→ **WHAT THE TASK REQUIRES**
Reply only with how many lines contain the word "مستقلا".

☆ ☆ ☆ ☆ ☆

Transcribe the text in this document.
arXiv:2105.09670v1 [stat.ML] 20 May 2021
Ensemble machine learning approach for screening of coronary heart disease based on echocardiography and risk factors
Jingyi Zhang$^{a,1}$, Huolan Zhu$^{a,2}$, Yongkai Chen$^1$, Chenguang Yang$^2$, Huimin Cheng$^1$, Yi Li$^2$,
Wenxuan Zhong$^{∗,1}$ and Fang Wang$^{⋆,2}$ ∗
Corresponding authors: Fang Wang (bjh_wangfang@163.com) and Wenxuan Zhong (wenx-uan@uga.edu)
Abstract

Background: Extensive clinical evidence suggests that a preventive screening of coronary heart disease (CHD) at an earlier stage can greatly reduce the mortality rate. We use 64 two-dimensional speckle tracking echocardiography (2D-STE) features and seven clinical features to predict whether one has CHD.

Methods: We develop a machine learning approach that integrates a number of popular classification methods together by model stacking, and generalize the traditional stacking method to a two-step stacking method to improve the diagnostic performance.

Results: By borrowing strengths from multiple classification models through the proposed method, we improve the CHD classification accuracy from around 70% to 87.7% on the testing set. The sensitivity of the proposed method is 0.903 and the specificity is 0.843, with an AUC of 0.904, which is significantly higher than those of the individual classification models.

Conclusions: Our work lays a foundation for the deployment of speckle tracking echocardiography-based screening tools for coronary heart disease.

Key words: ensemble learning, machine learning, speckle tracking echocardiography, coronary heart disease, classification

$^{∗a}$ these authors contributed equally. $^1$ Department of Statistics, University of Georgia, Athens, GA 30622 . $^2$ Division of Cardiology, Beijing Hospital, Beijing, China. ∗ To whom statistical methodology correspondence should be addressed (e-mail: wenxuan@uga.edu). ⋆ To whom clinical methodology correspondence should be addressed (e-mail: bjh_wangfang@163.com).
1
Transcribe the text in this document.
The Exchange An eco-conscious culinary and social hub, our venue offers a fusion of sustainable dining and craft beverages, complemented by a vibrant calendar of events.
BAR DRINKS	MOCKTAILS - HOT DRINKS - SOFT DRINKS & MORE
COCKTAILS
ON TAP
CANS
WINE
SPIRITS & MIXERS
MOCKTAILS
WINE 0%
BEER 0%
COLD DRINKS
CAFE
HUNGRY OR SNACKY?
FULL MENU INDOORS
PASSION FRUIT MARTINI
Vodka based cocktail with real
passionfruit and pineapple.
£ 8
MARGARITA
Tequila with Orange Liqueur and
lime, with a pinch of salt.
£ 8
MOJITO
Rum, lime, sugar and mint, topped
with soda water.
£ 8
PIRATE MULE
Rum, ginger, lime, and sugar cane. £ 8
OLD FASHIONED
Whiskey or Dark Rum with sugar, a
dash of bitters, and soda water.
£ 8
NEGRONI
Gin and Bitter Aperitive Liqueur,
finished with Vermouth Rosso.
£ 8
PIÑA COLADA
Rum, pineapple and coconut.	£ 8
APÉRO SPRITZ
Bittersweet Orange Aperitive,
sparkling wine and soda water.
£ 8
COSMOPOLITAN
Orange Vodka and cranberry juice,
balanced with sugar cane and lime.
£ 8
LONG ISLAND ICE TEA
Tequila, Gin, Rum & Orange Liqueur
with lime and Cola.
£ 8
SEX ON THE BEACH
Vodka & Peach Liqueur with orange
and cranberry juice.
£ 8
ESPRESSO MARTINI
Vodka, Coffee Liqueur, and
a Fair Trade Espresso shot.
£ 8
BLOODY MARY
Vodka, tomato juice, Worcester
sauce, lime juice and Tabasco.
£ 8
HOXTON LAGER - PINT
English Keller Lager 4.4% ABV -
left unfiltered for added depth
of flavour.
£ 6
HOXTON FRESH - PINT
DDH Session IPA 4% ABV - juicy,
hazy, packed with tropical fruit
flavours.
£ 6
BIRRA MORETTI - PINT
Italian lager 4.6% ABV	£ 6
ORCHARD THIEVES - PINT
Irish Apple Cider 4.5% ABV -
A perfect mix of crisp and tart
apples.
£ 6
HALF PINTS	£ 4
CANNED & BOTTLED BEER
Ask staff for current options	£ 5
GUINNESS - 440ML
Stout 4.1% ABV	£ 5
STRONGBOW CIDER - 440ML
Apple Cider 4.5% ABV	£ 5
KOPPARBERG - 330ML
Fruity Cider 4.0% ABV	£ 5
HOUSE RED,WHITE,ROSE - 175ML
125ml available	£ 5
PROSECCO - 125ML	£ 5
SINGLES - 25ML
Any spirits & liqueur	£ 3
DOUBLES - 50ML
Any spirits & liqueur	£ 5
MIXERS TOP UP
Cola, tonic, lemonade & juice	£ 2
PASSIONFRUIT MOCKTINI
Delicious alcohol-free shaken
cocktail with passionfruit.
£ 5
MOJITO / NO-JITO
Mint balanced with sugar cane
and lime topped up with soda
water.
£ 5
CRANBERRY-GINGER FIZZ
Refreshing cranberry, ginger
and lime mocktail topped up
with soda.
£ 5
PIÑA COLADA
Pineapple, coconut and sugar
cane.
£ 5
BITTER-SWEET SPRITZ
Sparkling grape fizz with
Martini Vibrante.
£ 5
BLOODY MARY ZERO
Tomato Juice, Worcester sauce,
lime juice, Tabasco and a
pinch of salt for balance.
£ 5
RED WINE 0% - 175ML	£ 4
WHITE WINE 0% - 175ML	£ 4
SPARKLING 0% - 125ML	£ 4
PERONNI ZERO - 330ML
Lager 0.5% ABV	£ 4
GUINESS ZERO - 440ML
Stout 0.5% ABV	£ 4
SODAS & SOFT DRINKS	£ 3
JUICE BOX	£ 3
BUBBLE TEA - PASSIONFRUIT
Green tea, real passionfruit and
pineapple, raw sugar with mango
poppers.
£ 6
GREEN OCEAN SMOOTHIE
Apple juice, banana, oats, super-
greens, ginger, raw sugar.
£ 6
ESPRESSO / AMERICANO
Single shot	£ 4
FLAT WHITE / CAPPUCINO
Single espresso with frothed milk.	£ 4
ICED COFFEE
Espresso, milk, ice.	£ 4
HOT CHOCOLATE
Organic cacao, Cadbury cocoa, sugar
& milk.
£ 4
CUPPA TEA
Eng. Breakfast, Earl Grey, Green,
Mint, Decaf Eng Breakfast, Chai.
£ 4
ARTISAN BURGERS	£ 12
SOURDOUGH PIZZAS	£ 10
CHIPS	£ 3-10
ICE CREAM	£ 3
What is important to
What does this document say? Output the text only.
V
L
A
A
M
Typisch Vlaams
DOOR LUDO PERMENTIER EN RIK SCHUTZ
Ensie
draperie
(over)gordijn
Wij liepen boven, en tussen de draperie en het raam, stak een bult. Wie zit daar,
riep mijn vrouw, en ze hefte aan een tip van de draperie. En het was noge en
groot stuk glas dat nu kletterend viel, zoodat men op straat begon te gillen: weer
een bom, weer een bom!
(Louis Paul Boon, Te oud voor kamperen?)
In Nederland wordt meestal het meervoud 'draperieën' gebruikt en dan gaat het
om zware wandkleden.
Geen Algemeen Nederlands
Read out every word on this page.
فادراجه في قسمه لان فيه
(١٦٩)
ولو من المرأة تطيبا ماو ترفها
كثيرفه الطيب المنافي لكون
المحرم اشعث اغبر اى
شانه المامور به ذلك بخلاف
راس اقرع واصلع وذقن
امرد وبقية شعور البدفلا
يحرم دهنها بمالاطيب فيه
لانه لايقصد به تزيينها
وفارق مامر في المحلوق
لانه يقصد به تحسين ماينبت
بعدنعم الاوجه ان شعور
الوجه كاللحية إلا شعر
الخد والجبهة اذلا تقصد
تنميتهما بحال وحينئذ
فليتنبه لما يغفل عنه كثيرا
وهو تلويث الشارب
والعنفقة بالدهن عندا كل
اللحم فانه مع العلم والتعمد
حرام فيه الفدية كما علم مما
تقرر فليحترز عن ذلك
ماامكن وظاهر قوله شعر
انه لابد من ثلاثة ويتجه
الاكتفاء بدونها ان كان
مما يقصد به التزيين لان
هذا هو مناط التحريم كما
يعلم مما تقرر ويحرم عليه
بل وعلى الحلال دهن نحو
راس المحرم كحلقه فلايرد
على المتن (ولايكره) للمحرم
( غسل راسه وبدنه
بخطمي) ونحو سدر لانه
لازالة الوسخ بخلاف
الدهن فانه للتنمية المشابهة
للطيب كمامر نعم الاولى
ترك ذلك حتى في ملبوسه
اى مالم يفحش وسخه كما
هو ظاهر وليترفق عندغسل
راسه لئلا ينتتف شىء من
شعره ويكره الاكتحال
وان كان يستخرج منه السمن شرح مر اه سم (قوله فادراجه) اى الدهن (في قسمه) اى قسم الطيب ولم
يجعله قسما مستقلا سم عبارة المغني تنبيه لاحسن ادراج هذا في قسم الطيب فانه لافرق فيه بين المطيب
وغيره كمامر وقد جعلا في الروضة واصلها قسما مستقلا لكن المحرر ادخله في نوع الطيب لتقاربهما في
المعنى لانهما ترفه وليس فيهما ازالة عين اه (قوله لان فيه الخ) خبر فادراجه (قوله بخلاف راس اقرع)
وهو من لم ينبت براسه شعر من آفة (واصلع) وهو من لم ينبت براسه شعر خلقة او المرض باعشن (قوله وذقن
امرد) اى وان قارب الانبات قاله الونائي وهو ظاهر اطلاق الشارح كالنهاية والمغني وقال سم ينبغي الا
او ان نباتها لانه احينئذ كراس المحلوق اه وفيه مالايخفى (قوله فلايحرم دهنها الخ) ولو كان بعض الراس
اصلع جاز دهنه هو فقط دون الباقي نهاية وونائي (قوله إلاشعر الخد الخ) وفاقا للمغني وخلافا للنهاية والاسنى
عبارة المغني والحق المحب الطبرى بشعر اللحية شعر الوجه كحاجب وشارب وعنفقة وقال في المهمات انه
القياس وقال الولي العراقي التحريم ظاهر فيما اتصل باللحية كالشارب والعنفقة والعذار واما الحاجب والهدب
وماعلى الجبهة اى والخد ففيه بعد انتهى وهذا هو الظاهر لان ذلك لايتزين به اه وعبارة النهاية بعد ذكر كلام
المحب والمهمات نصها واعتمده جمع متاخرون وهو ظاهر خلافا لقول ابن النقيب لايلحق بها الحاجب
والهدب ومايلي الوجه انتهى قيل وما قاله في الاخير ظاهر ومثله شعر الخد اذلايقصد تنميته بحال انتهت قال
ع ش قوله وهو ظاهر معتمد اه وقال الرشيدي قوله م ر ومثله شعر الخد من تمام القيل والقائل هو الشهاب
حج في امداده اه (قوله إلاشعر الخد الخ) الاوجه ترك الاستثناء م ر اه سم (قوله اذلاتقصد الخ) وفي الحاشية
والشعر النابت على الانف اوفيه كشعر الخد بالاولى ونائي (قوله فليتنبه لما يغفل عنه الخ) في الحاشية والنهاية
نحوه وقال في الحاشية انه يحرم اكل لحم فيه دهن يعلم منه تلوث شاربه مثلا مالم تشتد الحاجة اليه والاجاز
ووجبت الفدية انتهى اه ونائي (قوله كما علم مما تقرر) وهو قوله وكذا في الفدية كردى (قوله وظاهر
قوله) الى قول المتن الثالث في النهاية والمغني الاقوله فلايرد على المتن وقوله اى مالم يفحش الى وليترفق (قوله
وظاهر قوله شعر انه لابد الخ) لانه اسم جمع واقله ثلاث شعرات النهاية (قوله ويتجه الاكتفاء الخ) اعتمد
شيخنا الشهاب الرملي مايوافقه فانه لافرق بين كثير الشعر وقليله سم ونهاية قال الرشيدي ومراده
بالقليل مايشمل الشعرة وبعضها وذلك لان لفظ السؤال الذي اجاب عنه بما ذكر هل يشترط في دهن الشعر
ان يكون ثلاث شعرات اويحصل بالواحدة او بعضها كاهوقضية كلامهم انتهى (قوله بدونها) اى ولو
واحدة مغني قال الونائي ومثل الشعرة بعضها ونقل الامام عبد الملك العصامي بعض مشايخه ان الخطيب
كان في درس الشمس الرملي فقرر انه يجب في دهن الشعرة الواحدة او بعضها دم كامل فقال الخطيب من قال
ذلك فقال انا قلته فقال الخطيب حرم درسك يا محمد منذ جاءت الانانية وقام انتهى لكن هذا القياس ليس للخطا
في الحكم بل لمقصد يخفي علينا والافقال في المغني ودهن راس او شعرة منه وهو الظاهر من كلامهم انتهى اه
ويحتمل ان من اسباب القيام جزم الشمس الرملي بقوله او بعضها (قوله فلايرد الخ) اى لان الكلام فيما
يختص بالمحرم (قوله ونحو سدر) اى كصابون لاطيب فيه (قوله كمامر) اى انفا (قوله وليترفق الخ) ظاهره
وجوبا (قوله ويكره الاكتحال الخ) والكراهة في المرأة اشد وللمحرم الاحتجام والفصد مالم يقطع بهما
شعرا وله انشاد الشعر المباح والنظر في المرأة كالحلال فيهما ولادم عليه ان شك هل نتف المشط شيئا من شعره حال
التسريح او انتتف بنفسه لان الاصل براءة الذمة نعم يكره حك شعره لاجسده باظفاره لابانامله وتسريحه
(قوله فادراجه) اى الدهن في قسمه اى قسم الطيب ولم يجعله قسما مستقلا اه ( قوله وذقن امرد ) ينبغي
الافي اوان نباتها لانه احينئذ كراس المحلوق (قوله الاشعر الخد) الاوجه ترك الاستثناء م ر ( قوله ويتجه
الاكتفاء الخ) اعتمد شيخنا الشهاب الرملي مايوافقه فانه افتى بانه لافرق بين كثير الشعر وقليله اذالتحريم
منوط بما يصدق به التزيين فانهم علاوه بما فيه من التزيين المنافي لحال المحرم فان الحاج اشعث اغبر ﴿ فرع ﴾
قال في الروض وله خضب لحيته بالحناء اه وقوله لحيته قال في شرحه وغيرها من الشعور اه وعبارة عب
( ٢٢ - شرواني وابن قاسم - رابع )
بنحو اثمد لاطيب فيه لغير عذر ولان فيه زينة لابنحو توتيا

☆ ☆ ☆ ☆ ☆

→ **FULL RESPONSE**
3